__Reading text__:

========================

A judge has ordered A10 to stop selling infringing products in the US, but has ordered a new trial on an award of damages
The ongoing legal dispute between Brocade and A10 Networks took another turn last week when a federal court judge upheld more than half of the almost $112 million (£70m) in damages awarded to Brocade after a patent-infringement trial last summer, and ordered A10 to stop shipping and selling products in the United States that included the patents at issue.
At the same time, A10 executives noted that US District Court Judge Paul Grewal also ruled on 10 January that the networking device vendor could receive a new trial over the damages awarded by a jury in August 2012 and that the injunction Grewal granted was much more narrow than what Brocade officials were seeking.
Dispute set to continue
The judge’s rulings set the stage for more court years in a legal dispute that has lasted more than two years, including last summer’s three-week trial.
“We appreciate the Court’s careful attention to the evidence and its willingness to enforce important intellectual-property rights,” Tyler Wall, vice president and general counsel at Brocade, said in a statement on 11 January. “The jury found A10 guilty of broad-based intellectual-property infringement and unfair competition. We are very pleased that this permanent injunction will stop A10 from unlawfully using Brocade’s patents.”
A10 chief executive Lee Chen said Grewal’s decisions will have little impact on current users of the company’s AX Series of application delivery controllers – who will continue to get support for their products – and that A10 already has developed new offerings that do not infringe on the Brocade patents.
The AX Series controllers with the redesigned software will begin shipping immediately, Chen said.
“We are our industry’s leading innovator, and this ruling will not affect our customers, our partners or our progress,” Chen said in a statement. “We have already designed around the issue, completed rigorous testing of non-infringing software, and will ship AX Series products immediately to serve our outgoing and future orders.”
Brocade officials had accused A10 of infringing on Brocade patents involving technologies for global server load balancing and high availability.
Brocade in 2008 bought networking switch and router vendor Foundry Networks for $3 billion, a move designed to give it a more complete networking offering to better compete with larger rivals like Cisco Systems.
Chen had helped set up Foundry Networks, but left in 2004 to create A10 Networks. During the trial last summer, a jury ruled in favor of Brocade, finding that A10’s AX Series of load balancers infringed on specific Brocade patents.
In addition, the jury ruled that A10 had copied proprietary code that Brocade used in its ServerIron products, and that there was “misappropriation of four trade secrets involving techniques used in the Brocade ServerIron products that A10 applied for use in its AX series”, according to Brocade.
The jury also found A10 participated in unfair competition by interfering with the contract of an engineer while he was employed at Foundry.
The jury awarded Brocade more than $60 million in damages involving the copyright infringement, and another $50 million connected to lost profits on the patent claims.
In his ruling on 10 January, Grewal upheld the $60 million award, but granted A10 a new trial on the $50 million, according to the companies.
A10 officials said the company is appealing to the US Court of Appeals in hopes of getting the jury’s verdict overturned. In addition, noting that they have replaced the “allegedly infringing code”, A10 officials also said they are appealing the damages awarded by the jury.
The case will have no substantial impact on A10’s business, according to CFO Greg Straughn.
“The financial markets recognise the strength of our cash position, our customer base, and our customer and innovation pipeline,” Straughn said in a statement. “We therefore have substantial access to the debt and equity markets should that ever become helpful.”

========================

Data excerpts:
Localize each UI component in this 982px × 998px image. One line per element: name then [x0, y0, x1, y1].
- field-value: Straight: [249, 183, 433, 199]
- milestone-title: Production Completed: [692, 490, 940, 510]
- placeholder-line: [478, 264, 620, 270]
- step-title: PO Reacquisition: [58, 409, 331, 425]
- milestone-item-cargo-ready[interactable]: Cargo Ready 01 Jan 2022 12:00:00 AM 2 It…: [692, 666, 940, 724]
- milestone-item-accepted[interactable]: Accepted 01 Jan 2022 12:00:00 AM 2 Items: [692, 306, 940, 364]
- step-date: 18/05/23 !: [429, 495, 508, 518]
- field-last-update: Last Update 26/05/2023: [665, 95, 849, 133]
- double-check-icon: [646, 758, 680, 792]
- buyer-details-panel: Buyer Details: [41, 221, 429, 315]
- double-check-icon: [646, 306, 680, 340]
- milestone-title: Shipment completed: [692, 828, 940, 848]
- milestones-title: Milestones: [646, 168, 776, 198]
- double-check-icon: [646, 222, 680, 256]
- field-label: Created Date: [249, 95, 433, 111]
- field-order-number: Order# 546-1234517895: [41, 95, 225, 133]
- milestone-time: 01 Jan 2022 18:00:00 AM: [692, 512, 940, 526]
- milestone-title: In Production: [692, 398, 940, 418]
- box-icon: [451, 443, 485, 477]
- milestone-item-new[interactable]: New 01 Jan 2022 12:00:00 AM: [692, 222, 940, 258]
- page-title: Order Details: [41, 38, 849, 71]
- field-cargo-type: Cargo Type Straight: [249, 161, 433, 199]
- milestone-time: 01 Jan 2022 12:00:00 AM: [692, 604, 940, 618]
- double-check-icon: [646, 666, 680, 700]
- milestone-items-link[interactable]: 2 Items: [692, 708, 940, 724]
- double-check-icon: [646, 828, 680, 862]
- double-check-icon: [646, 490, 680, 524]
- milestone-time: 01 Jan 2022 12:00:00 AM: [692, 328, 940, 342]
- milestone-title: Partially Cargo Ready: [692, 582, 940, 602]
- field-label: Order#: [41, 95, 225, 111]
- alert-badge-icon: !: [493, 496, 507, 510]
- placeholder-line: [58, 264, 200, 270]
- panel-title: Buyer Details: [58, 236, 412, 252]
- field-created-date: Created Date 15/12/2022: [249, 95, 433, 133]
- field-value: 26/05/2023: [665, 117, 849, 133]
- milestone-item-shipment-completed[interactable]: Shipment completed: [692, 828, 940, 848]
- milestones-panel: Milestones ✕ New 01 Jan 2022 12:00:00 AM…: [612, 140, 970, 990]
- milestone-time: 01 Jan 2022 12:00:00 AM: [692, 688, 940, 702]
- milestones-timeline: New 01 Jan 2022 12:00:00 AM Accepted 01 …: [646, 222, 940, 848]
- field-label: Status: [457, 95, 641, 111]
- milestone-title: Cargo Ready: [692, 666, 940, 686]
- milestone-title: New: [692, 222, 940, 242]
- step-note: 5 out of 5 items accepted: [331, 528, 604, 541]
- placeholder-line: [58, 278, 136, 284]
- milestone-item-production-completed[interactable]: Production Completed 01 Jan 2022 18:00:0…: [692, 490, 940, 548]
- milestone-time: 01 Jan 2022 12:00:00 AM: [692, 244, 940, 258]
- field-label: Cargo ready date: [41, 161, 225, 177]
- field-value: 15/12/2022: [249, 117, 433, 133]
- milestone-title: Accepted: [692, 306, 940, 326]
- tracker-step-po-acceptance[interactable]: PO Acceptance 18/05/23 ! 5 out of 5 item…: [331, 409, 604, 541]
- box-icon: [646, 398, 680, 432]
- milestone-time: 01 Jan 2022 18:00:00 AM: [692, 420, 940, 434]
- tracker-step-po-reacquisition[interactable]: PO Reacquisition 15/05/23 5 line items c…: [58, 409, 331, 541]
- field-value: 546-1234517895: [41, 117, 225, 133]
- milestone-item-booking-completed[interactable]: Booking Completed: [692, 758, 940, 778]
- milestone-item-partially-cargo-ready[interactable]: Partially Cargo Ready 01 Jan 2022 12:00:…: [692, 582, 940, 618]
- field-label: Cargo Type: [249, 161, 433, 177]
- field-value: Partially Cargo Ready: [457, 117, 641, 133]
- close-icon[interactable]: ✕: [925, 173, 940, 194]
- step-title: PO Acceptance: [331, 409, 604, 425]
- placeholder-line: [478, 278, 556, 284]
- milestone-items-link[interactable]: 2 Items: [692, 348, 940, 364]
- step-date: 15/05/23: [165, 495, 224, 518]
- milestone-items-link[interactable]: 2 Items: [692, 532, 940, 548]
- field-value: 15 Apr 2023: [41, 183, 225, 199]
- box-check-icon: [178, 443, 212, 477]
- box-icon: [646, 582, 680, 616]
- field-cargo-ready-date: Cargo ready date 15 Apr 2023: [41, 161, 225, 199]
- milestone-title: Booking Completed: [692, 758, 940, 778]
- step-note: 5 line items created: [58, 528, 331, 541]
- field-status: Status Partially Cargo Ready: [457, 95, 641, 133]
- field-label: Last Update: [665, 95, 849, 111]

========================

__What you will do__:
[a] Repeat the passage of the article on the Brocade and A10 patent case word for word, starting with "A10 chief executive" and going on through "and high availability.".
[b] Name every person the article on the Brocade and A10 patent case mentions by name, and give the position the article states for each.

__Solution set__:
[a]
A10 chief executive Lee Chen said Grewal’s decisions will have little impact on current users of the company’s AX Series of application delivery controllers – who will continue to get support for their products – and that A10 already has developed new offerings that do not infringe on the Brocade patents.
The AX Series controllers with the redesigned software will begin shipping immediately, Chen said.
“We are our industry’s leading innovator, and this ruling will not affect our customers, our partners or our progress,” Chen said in a statement. “We have already designed around the issue, completed rigorous testing of non-infringing software, and will ship AX Series products immediately to serve our outgoing and future orders.”
Brocade officials had accused A10 of infringing on Brocade patents involving technologies for global server load balancing and high availability.

[b]
- Paul Grewal: US District Court Judge
- Tyler Wall: vice president and general counsel at Brocade
- Lee Chen: A10 chief executive
- Greg Straughn: CFO of A10